• Instructions to follow
Can the data below be echoed back word for word?

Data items

· · · ·

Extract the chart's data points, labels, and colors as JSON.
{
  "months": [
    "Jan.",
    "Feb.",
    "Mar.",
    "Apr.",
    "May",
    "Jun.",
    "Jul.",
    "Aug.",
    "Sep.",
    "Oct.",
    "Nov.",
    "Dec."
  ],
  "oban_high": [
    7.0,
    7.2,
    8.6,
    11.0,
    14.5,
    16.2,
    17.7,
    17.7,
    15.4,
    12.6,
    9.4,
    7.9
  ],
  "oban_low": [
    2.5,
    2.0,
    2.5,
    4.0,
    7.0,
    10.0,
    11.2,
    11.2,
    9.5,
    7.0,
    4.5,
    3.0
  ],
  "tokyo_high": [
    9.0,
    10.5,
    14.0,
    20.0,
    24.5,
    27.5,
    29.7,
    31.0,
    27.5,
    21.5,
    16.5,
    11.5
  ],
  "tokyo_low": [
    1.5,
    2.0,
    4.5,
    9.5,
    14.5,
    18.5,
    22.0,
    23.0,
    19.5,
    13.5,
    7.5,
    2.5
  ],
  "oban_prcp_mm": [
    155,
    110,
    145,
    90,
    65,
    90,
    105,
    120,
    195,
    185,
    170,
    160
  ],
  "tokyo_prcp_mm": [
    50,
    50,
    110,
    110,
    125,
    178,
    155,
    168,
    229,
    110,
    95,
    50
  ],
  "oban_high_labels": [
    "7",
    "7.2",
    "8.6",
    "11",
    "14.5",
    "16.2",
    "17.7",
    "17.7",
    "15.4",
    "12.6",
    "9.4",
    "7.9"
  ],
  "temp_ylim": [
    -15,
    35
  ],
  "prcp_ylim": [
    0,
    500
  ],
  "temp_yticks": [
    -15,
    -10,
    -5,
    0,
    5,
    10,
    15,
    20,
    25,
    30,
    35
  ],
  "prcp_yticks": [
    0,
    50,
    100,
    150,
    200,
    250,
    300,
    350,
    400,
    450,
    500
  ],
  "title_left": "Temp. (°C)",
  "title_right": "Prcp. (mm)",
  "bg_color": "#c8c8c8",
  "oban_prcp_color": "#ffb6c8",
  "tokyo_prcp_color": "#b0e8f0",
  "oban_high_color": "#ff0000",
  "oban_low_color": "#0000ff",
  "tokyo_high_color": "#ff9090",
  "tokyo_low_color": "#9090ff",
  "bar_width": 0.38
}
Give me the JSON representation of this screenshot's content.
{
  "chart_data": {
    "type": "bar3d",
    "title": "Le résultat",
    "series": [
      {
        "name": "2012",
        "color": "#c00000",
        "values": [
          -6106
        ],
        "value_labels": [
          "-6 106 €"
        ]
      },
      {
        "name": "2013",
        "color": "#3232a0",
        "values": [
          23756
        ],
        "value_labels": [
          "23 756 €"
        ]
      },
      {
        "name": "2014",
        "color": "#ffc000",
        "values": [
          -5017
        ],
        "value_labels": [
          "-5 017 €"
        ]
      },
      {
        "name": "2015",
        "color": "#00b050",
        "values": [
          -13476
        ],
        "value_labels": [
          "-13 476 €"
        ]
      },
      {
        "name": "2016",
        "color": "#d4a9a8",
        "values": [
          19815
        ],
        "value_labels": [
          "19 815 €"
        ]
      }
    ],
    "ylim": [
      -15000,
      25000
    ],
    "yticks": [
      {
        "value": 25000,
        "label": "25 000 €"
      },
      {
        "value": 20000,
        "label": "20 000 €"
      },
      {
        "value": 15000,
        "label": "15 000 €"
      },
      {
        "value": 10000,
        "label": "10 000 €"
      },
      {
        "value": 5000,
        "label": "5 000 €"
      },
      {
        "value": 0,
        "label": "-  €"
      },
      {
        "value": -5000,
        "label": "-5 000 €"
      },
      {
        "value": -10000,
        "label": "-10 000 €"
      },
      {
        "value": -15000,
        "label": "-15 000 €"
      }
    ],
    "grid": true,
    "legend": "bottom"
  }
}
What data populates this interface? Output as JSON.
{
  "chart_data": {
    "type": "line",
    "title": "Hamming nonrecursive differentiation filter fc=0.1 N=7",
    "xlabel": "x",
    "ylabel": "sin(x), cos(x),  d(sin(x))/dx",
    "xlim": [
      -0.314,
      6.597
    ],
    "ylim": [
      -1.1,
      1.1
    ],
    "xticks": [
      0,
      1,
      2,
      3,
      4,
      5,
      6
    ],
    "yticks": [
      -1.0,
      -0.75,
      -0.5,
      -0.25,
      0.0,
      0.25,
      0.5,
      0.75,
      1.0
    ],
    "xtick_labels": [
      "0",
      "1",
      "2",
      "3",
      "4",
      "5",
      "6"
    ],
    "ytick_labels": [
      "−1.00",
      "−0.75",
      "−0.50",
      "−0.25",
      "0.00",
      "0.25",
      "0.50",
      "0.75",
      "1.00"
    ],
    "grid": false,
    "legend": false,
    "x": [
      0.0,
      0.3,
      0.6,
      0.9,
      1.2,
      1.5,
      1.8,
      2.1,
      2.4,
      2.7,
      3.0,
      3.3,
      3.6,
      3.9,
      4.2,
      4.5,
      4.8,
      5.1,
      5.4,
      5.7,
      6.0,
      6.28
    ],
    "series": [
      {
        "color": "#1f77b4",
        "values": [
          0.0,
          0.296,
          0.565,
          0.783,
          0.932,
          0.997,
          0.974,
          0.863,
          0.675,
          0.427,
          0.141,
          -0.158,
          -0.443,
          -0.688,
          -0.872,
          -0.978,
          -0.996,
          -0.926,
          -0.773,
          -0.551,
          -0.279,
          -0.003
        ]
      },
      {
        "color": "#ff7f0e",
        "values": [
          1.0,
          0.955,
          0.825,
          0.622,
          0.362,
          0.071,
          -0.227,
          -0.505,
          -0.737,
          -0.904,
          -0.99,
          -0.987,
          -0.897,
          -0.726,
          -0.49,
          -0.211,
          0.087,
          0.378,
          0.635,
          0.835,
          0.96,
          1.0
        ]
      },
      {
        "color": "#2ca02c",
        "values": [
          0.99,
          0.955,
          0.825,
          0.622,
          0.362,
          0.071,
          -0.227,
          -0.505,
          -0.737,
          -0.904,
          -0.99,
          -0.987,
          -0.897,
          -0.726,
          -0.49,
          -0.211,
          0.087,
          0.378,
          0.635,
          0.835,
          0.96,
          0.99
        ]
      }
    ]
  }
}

· · · ·

• The output
Extract the chart's data points, labels, and colors as JSON.
{
  "months": [
    "Jan.",
    "Feb.",
    "Mar.",
    "Apr.",
    "May",
    "Jun.",
    "Jul.",
    "Aug.",
    "Sep.",
    "Oct.",
    "Nov.",
    "Dec."
  ],
  "oban_high": [
    7.0,
    7.2,
    8.6,
    11.0,
    14.5,
    16.2,
    17.7,
    17.7,
    15.4,
    12.6,
    9.4,
    7.9
  ],
  "oban_low": [
    2.5,
    2.0,
    2.5,
    4.0,
    7.0,
    10.0,
    11.2,
    11.2,
    9.5,
    7.0,
    4.5,
    3.0
  ],
  "tokyo_high": [
    9.0,
    10.5,
    14.0,
    20.0,
    24.5,
    27.5,
    29.7,
    31.0,
    27.5,
    21.5,
    16.5,
    11.5
  ],
  "tokyo_low": [
    1.5,
    2.0,
    4.5,
    9.5,
    14.5,
    18.5,
    22.0,
    23.0,
    19.5,
    13.5,
    7.5,
    2.5
  ],
  "oban_prcp_mm": [
    155,
    110,
    145,
    90,
    65,
    90,
    105,
    120,
    195,
    185,
    170,
    160
  ],
  "tokyo_prcp_mm": [
    50,
    50,
    110,
    110,
    125,
    178,
    155,
    168,
    229,
    110,
    95,
    50
  ],
  "oban_high_labels": [
    "7",
    "7.2",
    "8.6",
    "11",
    "14.5",
    "16.2",
    "17.7",
    "17.7",
    "15.4",
    "12.6",
    "9.4",
    "7.9"
  ],
  "temp_ylim": [
    -15,
    35
  ],
  "prcp_ylim": [
    0,
    500
  ],
  "temp_yticks": [
    -15,
    -10,
    -5,
    0,
    5,
    10,
    15,
    20,
    25,
    30,
    35
  ],
  "prcp_yticks": [
    0,
    50,
    100,
    150,
    200,
    250,
    300,
    350,
    400,
    450,
    500
  ],
  "title_left": "Temp. (°C)",
  "title_right": "Prcp. (mm)",
  "bg_color": "#c8c8c8",
  "oban_prcp_color": "#ffb6c8",
  "tokyo_prcp_color": "#b0e8f0",
  "oban_high_color": "#ff0000",
  "oban_low_color": "#0000ff",
  "tokyo_high_color": "#ff9090",
  "tokyo_low_color": "#9090ff",
  "bar_width": 0.38
}
Give me the JSON representation of this screenshot's content.
{
  "chart_data": {
    "type": "bar3d",
    "title": "Le résultat",
    "series": [
      {
        "name": "2012",
        "color": "#c00000",
        "values": [
          -6106
        ],
        "value_labels": [
          "-6 106 €"
        ]
      },
      {
        "name": "2013",
        "color": "#3232a0",
        "values": [
          23756
        ],
        "value_labels": [
          "23 756 €"
        ]
      },
      {
        "name": "2014",
        "color": "#ffc000",
        "values": [
          -5017
        ],
        "value_labels": [
          "-5 017 €"
        ]
      },
      {
        "name": "2015",
        "color": "#00b050",
        "values": [
          -13476
        ],
        "value_labels": [
          "-13 476 €"
        ]
      },
      {
        "name": "2016",
        "color": "#d4a9a8",
        "values": [
          19815
        ],
        "value_labels": [
          "19 815 €"
        ]
      }
    ],
    "ylim": [
      -15000,
      25000
    ],
    "yticks": [
      {
        "value": 25000,
        "label": "25 000 €"
      },
      {
        "value": 20000,
        "label": "20 000 €"
      },
      {
        "value": 15000,
        "label": "15 000 €"
      },
      {
        "value": 10000,
        "label": "10 000 €"
      },
      {
        "value": 5000,
        "label": "5 000 €"
      },
      {
        "value": 0,
        "label": "-  €"
      },
      {
        "value": -5000,
        "label": "-5 000 €"
      },
      {
        "value": -10000,
        "label": "-10 000 €"
      },
      {
        "value": -15000,
        "label": "-15 000 €"
      }
    ],
    "grid": true,
    "legend": "bottom"
  }
}
What data populates this interface? Output as JSON.
{
  "chart_data": {
    "type": "line",
    "title": "Hamming nonrecursive differentiation filter fc=0.1 N=7",
    "xlabel": "x",
    "ylabel": "sin(x), cos(x),  d(sin(x))/dx",
    "xlim": [
      -0.314,
      6.597
    ],
    "ylim": [
      -1.1,
      1.1
    ],
    "xticks": [
      0,
      1,
      2,
      3,
      4,
      5,
      6
    ],
    "yticks": [
      -1.0,
      -0.75,
      -0.5,
      -0.25,
      0.0,
      0.25,
      0.5,
      0.75,
      1.0
    ],
    "xtick_labels": [
      "0",
      "1",
      "2",
      "3",
      "4",
      "5",
      "6"
    ],
    "ytick_labels": [
      "−1.00",
      "−0.75",
      "−0.50",
      "−0.25",
      "0.00",
      "0.25",
      "0.50",
      "0.75",
      "1.00"
    ],
    "grid": false,
    "legend": false,
    "x": [
      0.0,
      0.3,
      0.6,
      0.9,
      1.2,
      1.5,
      1.8,
      2.1,
      2.4,
      2.7,
      3.0,
      3.3,
      3.6,
      3.9,
      4.2,
      4.5,
      4.8,
      5.1,
      5.4,
      5.7,
      6.0,
      6.28
    ],
    "series": [
      {
        "color": "#1f77b4",
        "values": [
          0.0,
          0.296,
          0.565,
          0.783,
          0.932,
          0.997,
          0.974,
          0.863,
          0.675,
          0.427,
          0.141,
          -0.158,
          -0.443,
          -0.688,
          -0.872,
          -0.978,
          -0.996,
          -0.926,
          -0.773,
          -0.551,
          -0.279,
          -0.003
        ]
      },
      {
        "color": "#ff7f0e",
        "values": [
          1.0,
          0.955,
          0.825,
          0.622,
          0.362,
          0.071,
          -0.227,
          -0.505,
          -0.737,
          -0.904,
          -0.99,
          -0.987,
          -0.897,
          -0.726,
          -0.49,
          -0.211,
          0.087,
          0.378,
          0.635,
          0.835,
          0.96,
          1.0
        ]
      },
      {
        "color": "#2ca02c",
        "values": [
          0.99,
          0.955,
          0.825,
          0.622,
          0.362,
          0.071,
          -0.227,
          -0.505,
          -0.737,
          -0.904,
          -0.99,
          -0.987,
          -0.897,
          -0.726,
          -0.49,
          -0.211,
          0.087,
          0.378,
          0.635,
          0.835,
          0.96,
          0.99
        ]
      }
    ]
  }
}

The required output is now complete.